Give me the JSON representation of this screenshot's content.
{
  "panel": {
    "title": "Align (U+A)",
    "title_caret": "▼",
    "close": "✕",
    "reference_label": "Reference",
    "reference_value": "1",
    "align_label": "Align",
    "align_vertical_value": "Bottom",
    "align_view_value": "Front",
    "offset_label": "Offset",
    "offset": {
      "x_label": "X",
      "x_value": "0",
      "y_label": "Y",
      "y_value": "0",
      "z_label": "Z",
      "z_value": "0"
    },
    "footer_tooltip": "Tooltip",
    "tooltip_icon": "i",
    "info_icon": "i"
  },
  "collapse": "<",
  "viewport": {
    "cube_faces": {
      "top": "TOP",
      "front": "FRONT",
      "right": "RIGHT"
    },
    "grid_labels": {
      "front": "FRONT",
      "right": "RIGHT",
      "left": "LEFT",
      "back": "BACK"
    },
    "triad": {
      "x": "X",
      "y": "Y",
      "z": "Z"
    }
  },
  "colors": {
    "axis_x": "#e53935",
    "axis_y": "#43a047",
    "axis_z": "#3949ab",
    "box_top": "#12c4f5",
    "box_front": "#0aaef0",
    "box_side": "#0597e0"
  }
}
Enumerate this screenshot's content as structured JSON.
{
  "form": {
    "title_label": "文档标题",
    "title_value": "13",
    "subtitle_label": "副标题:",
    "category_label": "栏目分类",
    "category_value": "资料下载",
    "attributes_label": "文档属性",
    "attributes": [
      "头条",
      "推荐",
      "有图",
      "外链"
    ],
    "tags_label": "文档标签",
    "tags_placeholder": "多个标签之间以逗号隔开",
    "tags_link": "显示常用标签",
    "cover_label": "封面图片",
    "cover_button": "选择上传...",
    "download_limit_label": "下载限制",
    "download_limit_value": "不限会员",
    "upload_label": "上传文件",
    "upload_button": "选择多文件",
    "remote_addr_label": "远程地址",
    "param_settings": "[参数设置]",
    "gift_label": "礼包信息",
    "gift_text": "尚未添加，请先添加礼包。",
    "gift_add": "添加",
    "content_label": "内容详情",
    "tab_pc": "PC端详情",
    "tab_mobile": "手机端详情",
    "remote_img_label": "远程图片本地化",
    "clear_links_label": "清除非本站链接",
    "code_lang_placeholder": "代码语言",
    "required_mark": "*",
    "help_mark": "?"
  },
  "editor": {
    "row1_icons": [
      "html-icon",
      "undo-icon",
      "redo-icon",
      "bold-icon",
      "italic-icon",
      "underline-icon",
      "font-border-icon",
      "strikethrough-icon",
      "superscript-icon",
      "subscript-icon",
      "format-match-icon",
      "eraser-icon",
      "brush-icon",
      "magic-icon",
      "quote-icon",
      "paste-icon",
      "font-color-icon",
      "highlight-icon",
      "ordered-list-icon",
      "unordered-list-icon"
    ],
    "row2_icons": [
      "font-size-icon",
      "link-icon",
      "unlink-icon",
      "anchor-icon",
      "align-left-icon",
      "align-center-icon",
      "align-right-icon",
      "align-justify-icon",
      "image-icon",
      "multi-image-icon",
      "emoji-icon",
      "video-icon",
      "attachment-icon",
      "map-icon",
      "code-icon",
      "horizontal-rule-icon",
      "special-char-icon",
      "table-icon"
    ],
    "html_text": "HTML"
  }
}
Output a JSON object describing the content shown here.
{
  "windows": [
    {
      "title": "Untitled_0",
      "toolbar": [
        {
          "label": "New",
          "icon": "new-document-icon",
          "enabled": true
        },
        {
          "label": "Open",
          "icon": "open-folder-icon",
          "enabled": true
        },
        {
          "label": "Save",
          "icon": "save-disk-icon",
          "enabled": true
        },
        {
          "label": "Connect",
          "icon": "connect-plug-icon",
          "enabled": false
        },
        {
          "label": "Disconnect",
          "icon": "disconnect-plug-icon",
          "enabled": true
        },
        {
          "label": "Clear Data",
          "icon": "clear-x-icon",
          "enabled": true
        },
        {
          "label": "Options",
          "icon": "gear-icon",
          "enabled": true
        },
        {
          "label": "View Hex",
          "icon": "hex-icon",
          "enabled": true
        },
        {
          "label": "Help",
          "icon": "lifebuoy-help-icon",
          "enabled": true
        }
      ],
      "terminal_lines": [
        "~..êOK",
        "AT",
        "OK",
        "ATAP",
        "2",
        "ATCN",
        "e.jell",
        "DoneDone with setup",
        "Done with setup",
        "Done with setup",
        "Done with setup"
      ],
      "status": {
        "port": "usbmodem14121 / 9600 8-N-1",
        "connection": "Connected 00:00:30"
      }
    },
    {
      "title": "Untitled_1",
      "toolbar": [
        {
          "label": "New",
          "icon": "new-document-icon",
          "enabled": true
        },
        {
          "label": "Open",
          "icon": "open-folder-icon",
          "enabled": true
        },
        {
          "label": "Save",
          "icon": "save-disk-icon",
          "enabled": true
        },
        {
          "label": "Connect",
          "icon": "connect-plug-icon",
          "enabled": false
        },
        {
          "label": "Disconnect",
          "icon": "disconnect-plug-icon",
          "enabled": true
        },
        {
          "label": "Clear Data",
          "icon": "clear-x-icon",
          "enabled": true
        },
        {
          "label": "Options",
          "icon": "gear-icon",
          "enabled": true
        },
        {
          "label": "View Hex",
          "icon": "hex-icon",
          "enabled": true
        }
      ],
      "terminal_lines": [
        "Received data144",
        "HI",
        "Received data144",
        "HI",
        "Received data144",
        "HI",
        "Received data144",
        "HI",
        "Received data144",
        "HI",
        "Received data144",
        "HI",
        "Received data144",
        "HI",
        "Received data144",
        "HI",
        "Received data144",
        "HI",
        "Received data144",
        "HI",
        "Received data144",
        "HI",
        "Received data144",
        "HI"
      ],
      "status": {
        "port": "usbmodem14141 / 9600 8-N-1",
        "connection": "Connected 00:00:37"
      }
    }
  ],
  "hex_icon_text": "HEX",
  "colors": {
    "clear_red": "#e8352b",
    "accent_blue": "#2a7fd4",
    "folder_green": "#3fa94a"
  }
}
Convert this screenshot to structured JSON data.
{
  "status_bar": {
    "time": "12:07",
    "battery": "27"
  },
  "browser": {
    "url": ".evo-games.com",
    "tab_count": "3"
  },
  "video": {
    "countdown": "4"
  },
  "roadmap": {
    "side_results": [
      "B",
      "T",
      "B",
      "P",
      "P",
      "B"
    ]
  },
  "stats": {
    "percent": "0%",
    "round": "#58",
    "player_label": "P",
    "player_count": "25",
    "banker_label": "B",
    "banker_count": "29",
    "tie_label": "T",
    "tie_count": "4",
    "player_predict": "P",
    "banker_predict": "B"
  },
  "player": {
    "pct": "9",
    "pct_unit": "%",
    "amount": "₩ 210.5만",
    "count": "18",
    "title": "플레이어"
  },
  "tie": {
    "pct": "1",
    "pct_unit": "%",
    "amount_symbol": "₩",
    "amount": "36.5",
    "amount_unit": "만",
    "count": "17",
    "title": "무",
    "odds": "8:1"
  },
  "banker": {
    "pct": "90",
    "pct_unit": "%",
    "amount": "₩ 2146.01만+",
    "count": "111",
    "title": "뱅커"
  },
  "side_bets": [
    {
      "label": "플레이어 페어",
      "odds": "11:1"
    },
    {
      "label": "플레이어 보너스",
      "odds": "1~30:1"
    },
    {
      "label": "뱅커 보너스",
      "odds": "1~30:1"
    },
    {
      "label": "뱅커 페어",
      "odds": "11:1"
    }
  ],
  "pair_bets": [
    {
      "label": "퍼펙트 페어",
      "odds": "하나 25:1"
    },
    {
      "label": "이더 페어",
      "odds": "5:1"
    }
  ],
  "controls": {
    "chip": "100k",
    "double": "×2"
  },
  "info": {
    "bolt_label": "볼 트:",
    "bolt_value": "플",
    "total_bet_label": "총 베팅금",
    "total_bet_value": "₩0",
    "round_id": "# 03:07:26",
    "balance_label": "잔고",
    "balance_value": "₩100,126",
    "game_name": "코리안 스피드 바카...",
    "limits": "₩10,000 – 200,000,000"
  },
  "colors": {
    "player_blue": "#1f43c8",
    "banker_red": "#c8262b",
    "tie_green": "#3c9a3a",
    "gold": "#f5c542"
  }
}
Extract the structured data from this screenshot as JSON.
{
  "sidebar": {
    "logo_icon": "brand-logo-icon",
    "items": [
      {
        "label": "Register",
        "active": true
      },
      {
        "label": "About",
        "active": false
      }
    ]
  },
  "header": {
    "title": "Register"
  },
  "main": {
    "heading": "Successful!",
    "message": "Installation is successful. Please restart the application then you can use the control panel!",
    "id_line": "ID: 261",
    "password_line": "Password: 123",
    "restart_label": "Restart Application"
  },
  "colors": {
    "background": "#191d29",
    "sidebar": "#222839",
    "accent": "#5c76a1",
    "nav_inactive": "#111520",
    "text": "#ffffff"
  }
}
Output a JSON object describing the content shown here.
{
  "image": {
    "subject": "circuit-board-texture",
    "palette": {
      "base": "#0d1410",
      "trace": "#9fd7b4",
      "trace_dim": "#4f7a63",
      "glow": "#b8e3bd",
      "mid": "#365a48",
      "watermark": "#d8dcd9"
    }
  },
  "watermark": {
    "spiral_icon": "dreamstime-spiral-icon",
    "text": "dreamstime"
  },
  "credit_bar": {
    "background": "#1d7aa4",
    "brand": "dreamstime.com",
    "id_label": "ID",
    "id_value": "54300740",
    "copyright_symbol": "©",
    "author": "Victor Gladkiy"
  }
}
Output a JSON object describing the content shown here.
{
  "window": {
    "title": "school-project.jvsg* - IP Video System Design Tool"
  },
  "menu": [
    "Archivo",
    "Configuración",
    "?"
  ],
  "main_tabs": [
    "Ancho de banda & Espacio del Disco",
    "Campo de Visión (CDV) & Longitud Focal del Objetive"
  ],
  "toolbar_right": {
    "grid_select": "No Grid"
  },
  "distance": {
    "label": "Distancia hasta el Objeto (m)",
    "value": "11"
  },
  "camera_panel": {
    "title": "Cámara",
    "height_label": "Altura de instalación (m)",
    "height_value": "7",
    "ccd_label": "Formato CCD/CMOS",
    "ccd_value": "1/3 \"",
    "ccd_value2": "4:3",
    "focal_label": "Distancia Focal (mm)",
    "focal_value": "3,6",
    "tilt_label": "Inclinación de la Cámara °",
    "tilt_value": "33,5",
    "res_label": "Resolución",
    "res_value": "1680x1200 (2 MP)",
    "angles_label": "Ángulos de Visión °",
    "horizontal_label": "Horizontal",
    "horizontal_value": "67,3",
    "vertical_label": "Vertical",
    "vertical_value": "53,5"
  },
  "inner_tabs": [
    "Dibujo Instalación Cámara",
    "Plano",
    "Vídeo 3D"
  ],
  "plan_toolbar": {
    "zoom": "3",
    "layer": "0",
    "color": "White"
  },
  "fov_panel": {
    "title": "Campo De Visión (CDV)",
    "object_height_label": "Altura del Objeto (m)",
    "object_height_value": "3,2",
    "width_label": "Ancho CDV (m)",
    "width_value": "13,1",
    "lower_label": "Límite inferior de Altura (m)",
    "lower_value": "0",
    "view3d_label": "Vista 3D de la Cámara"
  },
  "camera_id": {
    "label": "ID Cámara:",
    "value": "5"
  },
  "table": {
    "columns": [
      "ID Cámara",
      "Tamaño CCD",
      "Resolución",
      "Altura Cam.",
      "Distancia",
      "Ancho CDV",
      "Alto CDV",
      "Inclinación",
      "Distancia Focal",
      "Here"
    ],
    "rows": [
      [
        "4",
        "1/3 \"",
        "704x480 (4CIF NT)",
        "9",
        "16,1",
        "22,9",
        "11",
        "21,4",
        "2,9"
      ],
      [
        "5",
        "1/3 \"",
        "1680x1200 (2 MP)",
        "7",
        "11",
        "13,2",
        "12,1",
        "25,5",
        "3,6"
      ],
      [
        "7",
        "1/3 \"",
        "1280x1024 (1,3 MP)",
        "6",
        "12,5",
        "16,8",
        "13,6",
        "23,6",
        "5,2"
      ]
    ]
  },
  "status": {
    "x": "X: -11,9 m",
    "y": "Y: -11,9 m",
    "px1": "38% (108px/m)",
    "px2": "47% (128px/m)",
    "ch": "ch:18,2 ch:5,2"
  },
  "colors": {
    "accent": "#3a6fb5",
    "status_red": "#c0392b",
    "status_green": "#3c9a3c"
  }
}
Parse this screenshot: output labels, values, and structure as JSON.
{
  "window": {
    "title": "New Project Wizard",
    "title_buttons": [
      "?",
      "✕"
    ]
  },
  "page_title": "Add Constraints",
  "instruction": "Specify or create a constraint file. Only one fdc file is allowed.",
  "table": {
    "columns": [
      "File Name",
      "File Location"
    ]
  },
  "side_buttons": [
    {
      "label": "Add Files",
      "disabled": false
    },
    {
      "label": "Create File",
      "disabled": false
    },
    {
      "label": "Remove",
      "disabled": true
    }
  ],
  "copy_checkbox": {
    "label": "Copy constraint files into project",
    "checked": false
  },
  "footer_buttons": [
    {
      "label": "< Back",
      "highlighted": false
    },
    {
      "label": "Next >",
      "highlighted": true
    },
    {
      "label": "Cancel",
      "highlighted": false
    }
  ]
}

----------------

**STATED EXERCISE**
Write out every line from the entries where "screenshot" appears.

**CORRECT ANSWER**
Give me the JSON representation of this screenshot's content.
Enumerate this screenshot's content as structured JSON.
Convert this screenshot to structured JSON data.
Extract the structured data from this screenshot as JSON.
Parse this screenshot: output labels, values, and structure as JSON.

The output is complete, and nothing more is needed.